Exactly reproduce each record listed below.
- - - - -
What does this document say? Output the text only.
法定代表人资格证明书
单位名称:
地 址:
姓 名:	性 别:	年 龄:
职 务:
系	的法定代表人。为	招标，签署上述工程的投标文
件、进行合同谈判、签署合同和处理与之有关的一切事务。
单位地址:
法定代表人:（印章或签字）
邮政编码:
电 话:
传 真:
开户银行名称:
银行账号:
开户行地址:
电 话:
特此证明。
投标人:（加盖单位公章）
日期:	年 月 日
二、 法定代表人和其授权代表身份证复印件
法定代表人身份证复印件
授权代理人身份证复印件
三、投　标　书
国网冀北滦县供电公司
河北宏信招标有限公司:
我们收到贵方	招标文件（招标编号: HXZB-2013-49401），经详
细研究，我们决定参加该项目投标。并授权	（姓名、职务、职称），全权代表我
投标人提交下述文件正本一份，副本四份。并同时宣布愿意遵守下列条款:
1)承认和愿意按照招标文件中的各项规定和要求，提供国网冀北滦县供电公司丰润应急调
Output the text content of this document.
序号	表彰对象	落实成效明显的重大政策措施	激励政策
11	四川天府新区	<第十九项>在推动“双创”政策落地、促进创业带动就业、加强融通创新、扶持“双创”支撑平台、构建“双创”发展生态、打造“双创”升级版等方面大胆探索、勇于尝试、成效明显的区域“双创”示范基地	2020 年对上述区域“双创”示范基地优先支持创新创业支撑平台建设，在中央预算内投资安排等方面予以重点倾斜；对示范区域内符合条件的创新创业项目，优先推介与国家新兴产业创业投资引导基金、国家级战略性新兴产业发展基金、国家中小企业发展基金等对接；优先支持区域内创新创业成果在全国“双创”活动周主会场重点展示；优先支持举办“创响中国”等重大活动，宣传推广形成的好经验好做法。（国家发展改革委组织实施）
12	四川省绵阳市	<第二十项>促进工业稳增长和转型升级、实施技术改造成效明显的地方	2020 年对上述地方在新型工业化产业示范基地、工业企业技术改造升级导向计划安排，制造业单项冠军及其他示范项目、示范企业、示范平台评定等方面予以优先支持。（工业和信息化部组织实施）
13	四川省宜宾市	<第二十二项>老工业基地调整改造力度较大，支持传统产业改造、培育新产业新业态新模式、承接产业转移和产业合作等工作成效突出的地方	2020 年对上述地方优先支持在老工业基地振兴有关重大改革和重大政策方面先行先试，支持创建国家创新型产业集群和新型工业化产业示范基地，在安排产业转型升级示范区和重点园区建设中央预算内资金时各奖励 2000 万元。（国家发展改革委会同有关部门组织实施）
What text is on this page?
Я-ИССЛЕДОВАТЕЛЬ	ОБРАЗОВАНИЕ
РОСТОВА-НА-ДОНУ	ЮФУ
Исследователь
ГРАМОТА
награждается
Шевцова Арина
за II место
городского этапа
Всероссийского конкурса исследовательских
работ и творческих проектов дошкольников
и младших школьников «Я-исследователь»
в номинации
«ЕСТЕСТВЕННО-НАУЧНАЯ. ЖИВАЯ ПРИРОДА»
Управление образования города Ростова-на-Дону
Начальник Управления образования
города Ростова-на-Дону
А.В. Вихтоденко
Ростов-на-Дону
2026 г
- - - - -
◆ WRITTEN RESPONSE:
What does this document say? Output the text only.
法定代表人资格证明书
单位名称:
地 址:
姓 名:	性 别:	年 龄:
职 务:
系	的法定代表人。为	招标，签署上述工程的投标文
件、进行合同谈判、签署合同和处理与之有关的一切事务。
单位地址:
法定代表人:（印章或签字）
邮政编码:
电 话:
传 真:
开户银行名称:
银行账号:
开户行地址:
电 话:
特此证明。
投标人:（加盖单位公章）
日期:	年 月 日
二、 法定代表人和其授权代表身份证复印件
法定代表人身份证复印件
授权代理人身份证复印件
三、投　标　书
国网冀北滦县供电公司
河北宏信招标有限公司:
我们收到贵方	招标文件（招标编号: HXZB-2013-49401），经详
细研究，我们决定参加该项目投标。并授权	（姓名、职务、职称），全权代表我
投标人提交下述文件正本一份，副本四份。并同时宣布愿意遵守下列条款:
1)承认和愿意按照招标文件中的各项规定和要求，提供国网冀北滦县供电公司丰润应急调
Output the text content of this document.
序号	表彰对象	落实成效明显的重大政策措施	激励政策
11	四川天府新区	<第十九项>在推动“双创”政策落地、促进创业带动就业、加强融通创新、扶持“双创”支撑平台、构建“双创”发展生态、打造“双创”升级版等方面大胆探索、勇于尝试、成效明显的区域“双创”示范基地	2020 年对上述区域“双创”示范基地优先支持创新创业支撑平台建设，在中央预算内投资安排等方面予以重点倾斜；对示范区域内符合条件的创新创业项目，优先推介与国家新兴产业创业投资引导基金、国家级战略性新兴产业发展基金、国家中小企业发展基金等对接；优先支持区域内创新创业成果在全国“双创”活动周主会场重点展示；优先支持举办“创响中国”等重大活动，宣传推广形成的好经验好做法。（国家发展改革委组织实施）
12	四川省绵阳市	<第二十项>促进工业稳增长和转型升级、实施技术改造成效明显的地方	2020 年对上述地方在新型工业化产业示范基地、工业企业技术改造升级导向计划安排，制造业单项冠军及其他示范项目、示范企业、示范平台评定等方面予以优先支持。（工业和信息化部组织实施）
13	四川省宜宾市	<第二十二项>老工业基地调整改造力度较大，支持传统产业改造、培育新产业新业态新模式、承接产业转移和产业合作等工作成效突出的地方	2020 年对上述地方优先支持在老工业基地振兴有关重大改革和重大政策方面先行先试，支持创建国家创新型产业集群和新型工业化产业示范基地，在安排产业转型升级示范区和重点园区建设中央预算内资金时各奖励 2000 万元。（国家发展改革委会同有关部门组织实施）
What text is on this page?
Я-ИССЛЕДОВАТЕЛЬ	ОБРАЗОВАНИЕ
РОСТОВА-НА-ДОНУ	ЮФУ
Исследователь
ГРАМОТА
награждается
Шевцова Арина
за II место
городского этапа
Всероссийского конкурса исследовательских
работ и творческих проектов дошкольников
и младших школьников «Я-исследователь»
в номинации
«ЕСТЕСТВЕННО-НАУЧНАЯ. ЖИВАЯ ПРИРОДА»
Управление образования города Ростова-на-Дону
Начальник Управления образования
города Ростова-на-Дону
А.В. Вихтоденко
Ростов-на-Дону
2026 г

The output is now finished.